* Collected data

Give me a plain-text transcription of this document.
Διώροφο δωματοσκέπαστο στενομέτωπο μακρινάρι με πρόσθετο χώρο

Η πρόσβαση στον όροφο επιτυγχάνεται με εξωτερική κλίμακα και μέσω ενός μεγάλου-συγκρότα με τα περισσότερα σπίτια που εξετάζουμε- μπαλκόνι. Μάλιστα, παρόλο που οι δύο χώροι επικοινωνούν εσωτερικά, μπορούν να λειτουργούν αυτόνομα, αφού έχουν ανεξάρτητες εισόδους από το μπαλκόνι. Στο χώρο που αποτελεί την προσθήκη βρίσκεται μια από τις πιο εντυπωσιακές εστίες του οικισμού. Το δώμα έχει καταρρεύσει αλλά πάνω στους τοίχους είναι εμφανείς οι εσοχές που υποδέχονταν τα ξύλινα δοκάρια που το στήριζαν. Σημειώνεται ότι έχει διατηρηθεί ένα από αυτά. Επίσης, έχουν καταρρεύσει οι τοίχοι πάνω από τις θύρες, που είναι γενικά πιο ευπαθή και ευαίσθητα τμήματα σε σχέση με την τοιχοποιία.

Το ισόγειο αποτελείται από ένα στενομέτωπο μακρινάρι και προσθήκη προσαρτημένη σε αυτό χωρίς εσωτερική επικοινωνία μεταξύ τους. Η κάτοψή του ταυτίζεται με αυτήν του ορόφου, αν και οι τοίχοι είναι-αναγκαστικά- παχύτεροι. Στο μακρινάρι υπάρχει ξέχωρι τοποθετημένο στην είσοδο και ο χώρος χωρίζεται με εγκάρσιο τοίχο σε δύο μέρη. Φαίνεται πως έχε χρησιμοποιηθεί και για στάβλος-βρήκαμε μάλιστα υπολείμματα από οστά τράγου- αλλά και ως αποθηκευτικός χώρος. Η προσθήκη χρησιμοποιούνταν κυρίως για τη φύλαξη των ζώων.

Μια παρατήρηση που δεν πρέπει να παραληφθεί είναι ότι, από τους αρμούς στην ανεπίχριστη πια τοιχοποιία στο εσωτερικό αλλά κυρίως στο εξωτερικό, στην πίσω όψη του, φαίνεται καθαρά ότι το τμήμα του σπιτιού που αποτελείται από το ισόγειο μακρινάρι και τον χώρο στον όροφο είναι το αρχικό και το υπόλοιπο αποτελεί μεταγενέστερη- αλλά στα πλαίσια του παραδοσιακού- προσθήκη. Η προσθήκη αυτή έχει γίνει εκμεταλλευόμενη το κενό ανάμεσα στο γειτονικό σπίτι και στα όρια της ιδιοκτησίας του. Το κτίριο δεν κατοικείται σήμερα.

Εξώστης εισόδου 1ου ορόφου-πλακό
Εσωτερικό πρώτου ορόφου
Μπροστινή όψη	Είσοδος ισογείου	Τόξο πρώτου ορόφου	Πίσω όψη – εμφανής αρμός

* Goal of the exercise
Every line above should be written out again exactly as it stands.

* Solved problem
Give me a plain-text transcription of this document.
Διώροφο δωματοσκέπαστο στενομέτωπο μακρινάρι με πρόσθετο χώρο

Η πρόσβαση στον όροφο επιτυγχάνεται με εξωτερική κλίμακα και μέσω ενός μεγάλου-συγκρότα με τα περισσότερα σπίτια που εξετάζουμε- μπαλκόνι. Μάλιστα, παρόλο που οι δύο χώροι επικοινωνούν εσωτερικά, μπορούν να λειτουργούν αυτόνομα, αφού έχουν ανεξάρτητες εισόδους από το μπαλκόνι. Στο χώρο που αποτελεί την προσθήκη βρίσκεται μια από τις πιο εντυπωσιακές εστίες του οικισμού. Το δώμα έχει καταρρεύσει αλλά πάνω στους τοίχους είναι εμφανείς οι εσοχές που υποδέχονταν τα ξύλινα δοκάρια που το στήριζαν. Σημειώνεται ότι έχει διατηρηθεί ένα από αυτά. Επίσης, έχουν καταρρεύσει οι τοίχοι πάνω από τις θύρες, που είναι γενικά πιο ευπαθή και ευαίσθητα τμήματα σε σχέση με την τοιχοποιία.

Το ισόγειο αποτελείται από ένα στενομέτωπο μακρινάρι και προσθήκη προσαρτημένη σε αυτό χωρίς εσωτερική επικοινωνία μεταξύ τους. Η κάτοψή του ταυτίζεται με αυτήν του ορόφου, αν και οι τοίχοι είναι-αναγκαστικά- παχύτεροι. Στο μακρινάρι υπάρχει ξέχωρι τοποθετημένο στην είσοδο και ο χώρος χωρίζεται με εγκάρσιο τοίχο σε δύο μέρη. Φαίνεται πως έχε χρησιμοποιηθεί και για στάβλος-βρήκαμε μάλιστα υπολείμματα από οστά τράγου- αλλά και ως αποθηκευτικός χώρος. Η προσθήκη χρησιμοποιούνταν κυρίως για τη φύλαξη των ζώων.

Μια παρατήρηση που δεν πρέπει να παραληφθεί είναι ότι, από τους αρμούς στην ανεπίχριστη πια τοιχοποιία στο εσωτερικό αλλά κυρίως στο εξωτερικό, στην πίσω όψη του, φαίνεται καθαρά ότι το τμήμα του σπιτιού που αποτελείται από το ισόγειο μακρινάρι και τον χώρο στον όροφο είναι το αρχικό και το υπόλοιπο αποτελεί μεταγενέστερη- αλλά στα πλαίσια του παραδοσιακού- προσθήκη. Η προσθήκη αυτή έχει γίνει εκμεταλλευόμενη το κενό ανάμεσα στο γειτονικό σπίτι και στα όρια της ιδιοκτησίας του. Το κτίριο δεν κατοικείται σήμερα.

Εξώστης εισόδου 1ου ορόφου-πλακό
Εσωτερικό πρώτου ορόφου
Μπροστινή όψη	Είσοδος ισογείου	Τόξο πρώτου ορόφου	Πίσω όψη – εμφανής αρμός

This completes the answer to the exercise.